- [DO THIS] Show every line where "name" occurs.

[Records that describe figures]
- - - -
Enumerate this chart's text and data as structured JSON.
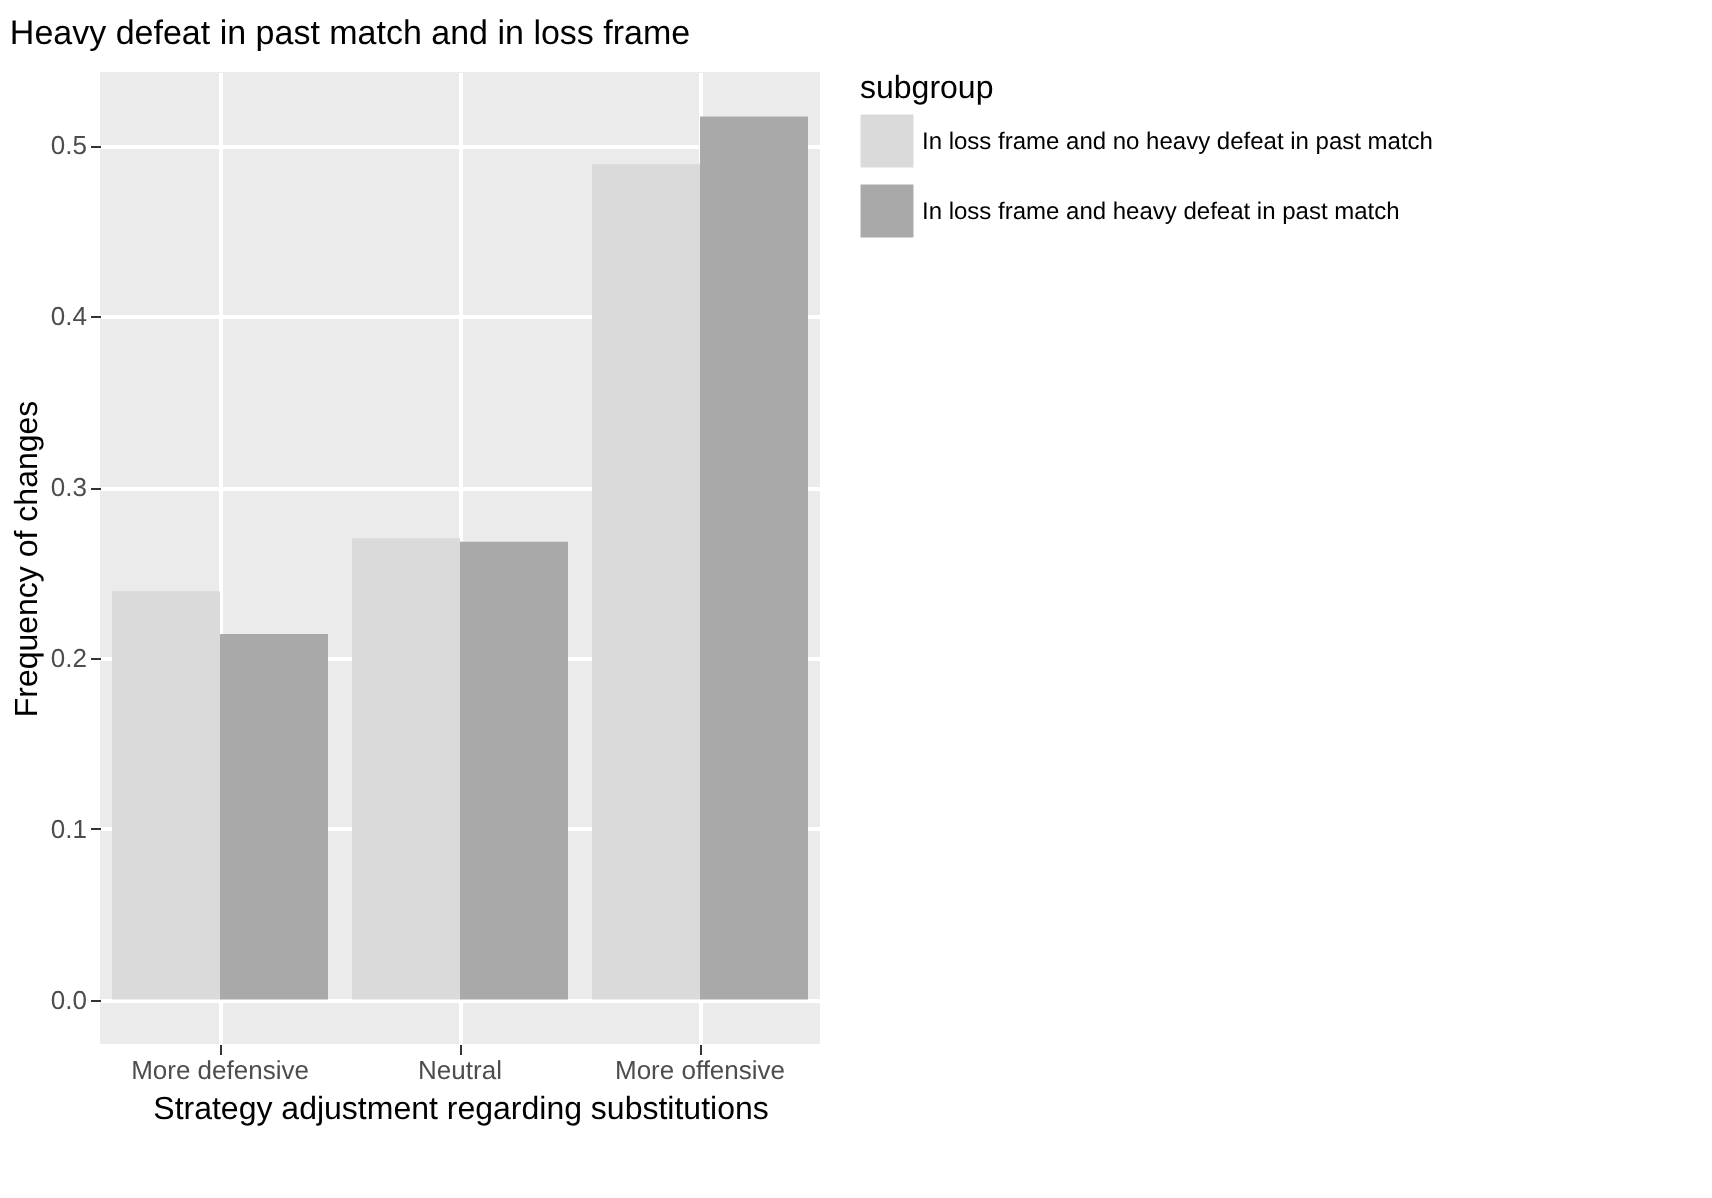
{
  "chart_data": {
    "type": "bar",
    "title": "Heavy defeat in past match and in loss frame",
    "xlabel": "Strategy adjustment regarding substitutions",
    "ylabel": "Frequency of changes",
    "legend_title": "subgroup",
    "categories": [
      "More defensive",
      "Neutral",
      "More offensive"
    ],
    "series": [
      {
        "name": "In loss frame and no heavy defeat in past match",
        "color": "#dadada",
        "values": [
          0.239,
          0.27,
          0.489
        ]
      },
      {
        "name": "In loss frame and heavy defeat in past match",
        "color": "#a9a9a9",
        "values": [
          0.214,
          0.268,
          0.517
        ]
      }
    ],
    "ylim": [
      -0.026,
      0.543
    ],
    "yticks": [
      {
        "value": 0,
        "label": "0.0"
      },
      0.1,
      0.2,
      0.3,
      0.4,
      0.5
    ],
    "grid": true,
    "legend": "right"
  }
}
- - - -
- [WRITTEN ANSWER]
        "name": "In loss frame and no heavy defeat in past match",
        "name": "In loss frame and heavy defeat in past match",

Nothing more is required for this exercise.